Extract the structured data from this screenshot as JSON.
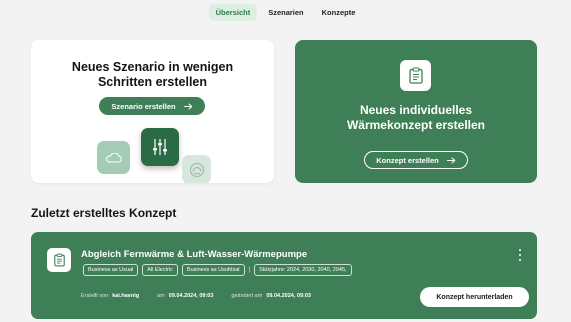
{
  "nav": {
    "tabs": [
      {
        "label": "Übersicht",
        "active": true
      },
      {
        "label": "Szenarien",
        "active": false
      },
      {
        "label": "Konzepte",
        "active": false
      }
    ]
  },
  "scenario_card": {
    "title_line1": "Neues Szenario in wenigen",
    "title_line2": "Schritten erstellen",
    "button_label": "Szenario erstellen",
    "illustration_icons": [
      "cloud-icon",
      "sliders-icon",
      "gauge-icon"
    ]
  },
  "concept_card": {
    "icon": "clipboard-icon",
    "title_line1": "Neues individuelles",
    "title_line2": "Wärmekonzept erstellen",
    "button_label": "Konzept erstellen"
  },
  "recent": {
    "section_title": "Zuletzt erstelltes Konzept",
    "item": {
      "icon": "clipboard-icon",
      "title": "Abgleich Fernwärme & Luft-Wasser-Wärmepumpe",
      "tags": [
        "Business as Usual",
        "All Electric",
        "Business as Usufdsal"
      ],
      "support_years": "Stützjahre: 2024, 2030, 2040, 2045,",
      "created_by_label": "Erstellt von",
      "created_by": "kai.haenig",
      "created_at_label": "am",
      "created_at": "09.04.2024, 09:03",
      "changed_label": "geändert am",
      "changed_at": "09.04.2024, 09:03",
      "download_label": "Konzept herunterladen"
    }
  },
  "colors": {
    "accent": "#3f7f57",
    "background": "#f3f3f3",
    "active_tab_bg": "#dcefe2"
  }
}
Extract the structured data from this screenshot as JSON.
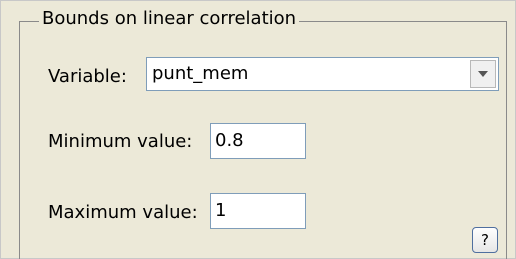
{
  "group": {
    "title": "Bounds on linear correlation"
  },
  "variable": {
    "label": "Variable:",
    "selected": "punt_mem"
  },
  "minimum": {
    "label": "Minimum value:",
    "value": "0.8"
  },
  "maximum": {
    "label": "Maximum value:",
    "value": "1"
  },
  "help": {
    "label": "?"
  }
}
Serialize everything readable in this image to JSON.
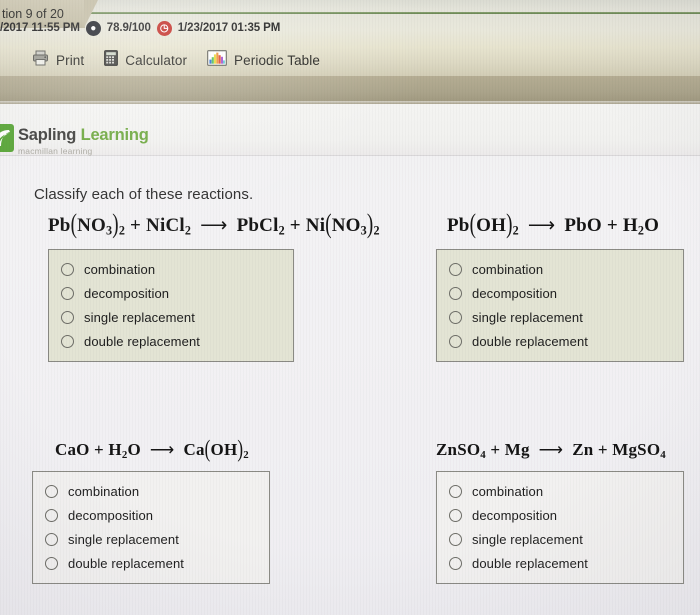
{
  "topbar": {
    "timestamp_left": "/2017 11:55 PM",
    "score_icon": "score-badge-icon",
    "score": "78.9/100",
    "clock_icon": "clock-icon",
    "timestamp_right": "1/23/2017 01:35 PM",
    "tools": [
      {
        "icon": "printer-icon",
        "label": "Print"
      },
      {
        "icon": "calculator-icon",
        "label": "Calculator"
      },
      {
        "icon": "periodic-table-icon",
        "label": "Periodic Table"
      }
    ]
  },
  "tab": {
    "label": "tion 9 of 20"
  },
  "brand": {
    "logo_icon": "sapling-leaf-logo-icon",
    "name_part1": "Sapling",
    "name_part2": "Learning",
    "tagline": "macmillan learning",
    "green": "#6aa63a"
  },
  "prompt": "Classify each of these reactions.",
  "options": [
    "combination",
    "decomposition",
    "single replacement",
    "double replacement"
  ],
  "problems": [
    {
      "id": "p1",
      "equation_plain": "Pb(NO3)2 + NiCl2 → PbCl2 + Ni(NO3)2",
      "left": [
        {
          "t": "Pb"
        },
        {
          "t": "(",
          "p": true
        },
        {
          "t": "NO"
        },
        {
          "t": "3",
          "s": true
        },
        {
          "t": ")",
          "p": true
        },
        {
          "t": "2",
          "s": true
        },
        {
          "t": " + "
        },
        {
          "t": "NiCl"
        },
        {
          "t": "2",
          "s": true
        }
      ],
      "right": [
        {
          "t": "PbCl"
        },
        {
          "t": "2",
          "s": true
        },
        {
          "t": " + "
        },
        {
          "t": "Ni"
        },
        {
          "t": "(",
          "p": true
        },
        {
          "t": "NO"
        },
        {
          "t": "3",
          "s": true
        },
        {
          "t": ")",
          "p": true
        },
        {
          "t": "2",
          "s": true
        }
      ],
      "box_style": "tint"
    },
    {
      "id": "p2",
      "equation_plain": "Pb(OH)2 → PbO + H2O",
      "left": [
        {
          "t": "Pb"
        },
        {
          "t": "(",
          "p": true
        },
        {
          "t": "OH"
        },
        {
          "t": ")",
          "p": true
        },
        {
          "t": "2",
          "s": true
        }
      ],
      "right": [
        {
          "t": "PbO + H"
        },
        {
          "t": "2",
          "s": true
        },
        {
          "t": "O"
        }
      ],
      "box_style": "tint"
    },
    {
      "id": "p3",
      "equation_plain": "CaO + H2O → Ca(OH)2",
      "left": [
        {
          "t": "CaO + H"
        },
        {
          "t": "2",
          "s": true
        },
        {
          "t": "O"
        }
      ],
      "right": [
        {
          "t": "Ca"
        },
        {
          "t": "(",
          "p": true
        },
        {
          "t": "OH"
        },
        {
          "t": ")",
          "p": true
        },
        {
          "t": "2",
          "s": true
        }
      ],
      "box_style": "plain"
    },
    {
      "id": "p4",
      "equation_plain": "ZnSO4 + Mg → Zn + MgSO4",
      "left": [
        {
          "t": "ZnSO"
        },
        {
          "t": "4",
          "s": true
        },
        {
          "t": " + Mg"
        }
      ],
      "right": [
        {
          "t": "Zn + MgSO"
        },
        {
          "t": "4",
          "s": true
        }
      ],
      "box_style": "plain"
    }
  ],
  "arrow_glyph": "⟶"
}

++++++++++++++++++++

**AIM OF THE EXERCISE:** Copy each line exactly, and leave the pictures out of your copy.

**WORKED ANSWER:**
Extract the structured data from this screenshot as JSON.
{
  "nav": {
    "tabs": [
      {
        "label": "Übersicht",
        "active": true
      },
      {
        "label": "Szenarien",
        "active": false
      },
      {
        "label": "Konzepte",
        "active": false
      }
    ]
  },
  "scenario_card": {
    "title_line1": "Neues Szenario in wenigen",
    "title_line2": "Schritten erstellen",
    "button_label": "Szenario erstellen",
    "illustration_icons": [
      "cloud-icon",
      "sliders-icon",
      "gauge-icon"
    ]
  },
  "concept_card": {
    "icon": "clipboard-icon",
    "title_line1": "Neues individuelles",
    "title_line2": "Wärmekonzept erstellen",
    "button_label": "Konzept erstellen"
  },
  "recent": {
    "section_title": "Zuletzt erstelltes Konzept",
    "item": {
      "icon": "clipboard-icon",
      "title": "Abgleich Fernwärme & Luft-Wasser-Wärmepumpe",
      "tags": [
        "Business as Usual",
        "All Electric",
        "Business as Usufdsal"
      ],
      "support_years": "Stützjahre: 2024, 2030, 2040, 2045,",
      "created_by_label": "Erstellt von",
      "created_by": "kai.haenig",
      "created_at_label": "am",
      "created_at": "09.04.2024, 09:03",
      "changed_label": "geändert am",
      "changed_at": "09.04.2024, 09:03",
      "download_label": "Konzept herunterladen"
    }
  },
  "colors": {
    "accent": "#3f7f57",
    "background": "#f3f3f3",
    "active_tab_bg": "#dcefe2"
  }
}
Extract the structured data from this screenshot as JSON.
{
  "group": {
    "title": "Bounds on linear correlation"
  },
  "variable": {
    "label": "Variable:",
    "selected": "punt_mem"
  },
  "minimum": {
    "label": "Minimum value:",
    "value": "0.8"
  },
  "maximum": {
    "label": "Maximum value:",
    "value": "1"
  },
  "help": {
    "label": "?"
  }
}
Serialize everything readable in this image to JSON.
{
  "topbar": {
    "timestamp_left": "/2017 11:55 PM",
    "score_icon": "score-badge-icon",
    "score": "78.9/100",
    "clock_icon": "clock-icon",
    "timestamp_right": "1/23/2017 01:35 PM",
    "tools": [
      {
        "icon": "printer-icon",
        "label": "Print"
      },
      {
        "icon": "calculator-icon",
        "label": "Calculator"
      },
      {
        "icon": "periodic-table-icon",
        "label": "Periodic Table"
      }
    ]
  },
  "tab": {
    "label": "tion 9 of 20"
  },
  "brand": {
    "logo_icon": "sapling-leaf-logo-icon",
    "name_part1": "Sapling",
    "name_part2": "Learning",
    "tagline": "macmillan learning",
    "green": "#6aa63a"
  },
  "prompt": "Classify each of these reactions.",
  "options": [
    "combination",
    "decomposition",
    "single replacement",
    "double replacement"
  ],
  "problems": [
    {
      "id": "p1",
      "equation_plain": "Pb(NO3)2 + NiCl2 → PbCl2 + Ni(NO3)2",
      "left": [
        {
          "t": "Pb"
        },
        {
          "t": "(",
          "p": true
        },
        {
          "t": "NO"
        },
        {
          "t": "3",
          "s": true
        },
        {
          "t": ")",
          "p": true
        },
        {
          "t": "2",
          "s": true
        },
        {
          "t": " + "
        },
        {
          "t": "NiCl"
        },
        {
          "t": "2",
          "s": true
        }
      ],
      "right": [
        {
          "t": "PbCl"
        },
        {
          "t": "2",
          "s": true
        },
        {
          "t": " + "
        },
        {
          "t": "Ni"
        },
        {
          "t": "(",
          "p": true
        },
        {
          "t": "NO"
        },
        {
          "t": "3",
          "s": true
        },
        {
          "t": ")",
          "p": true
        },
        {
          "t": "2",
          "s": true
        }
      ],
      "box_style": "tint"
    },
    {
      "id": "p2",
      "equation_plain": "Pb(OH)2 → PbO + H2O",
      "left": [
        {
          "t": "Pb"
        },
        {
          "t": "(",
          "p": true
        },
        {
          "t": "OH"
        },
        {
          "t": ")",
          "p": true
        },
        {
          "t": "2",
          "s": true
        }
      ],
      "right": [
        {
          "t": "PbO + H"
        },
        {
          "t": "2",
          "s": true
        },
        {
          "t": "O"
        }
      ],
      "box_style": "tint"
    },
    {
      "id": "p3",
      "equation_plain": "CaO + H2O → Ca(OH)2",
      "left": [
        {
          "t": "CaO + H"
        },
        {
          "t": "2",
          "s": true
        },
        {
          "t": "O"
        }
      ],
      "right": [
        {
          "t": "Ca"
        },
        {
          "t": "(",
          "p": true
        },
        {
          "t": "OH"
        },
        {
          "t": ")",
          "p": true
        },
        {
          "t": "2",
          "s": true
        }
      ],
      "box_style": "plain"
    },
    {
      "id": "p4",
      "equation_plain": "ZnSO4 + Mg → Zn + MgSO4",
      "left": [
        {
          "t": "ZnSO"
        },
        {
          "t": "4",
          "s": true
        },
        {
          "t": " + Mg"
        }
      ],
      "right": [
        {
          "t": "Zn + MgSO"
        },
        {
          "t": "4",
          "s": true
        }
      ],
      "box_style": "plain"
    }
  ],
  "arrow_glyph": "⟶"
}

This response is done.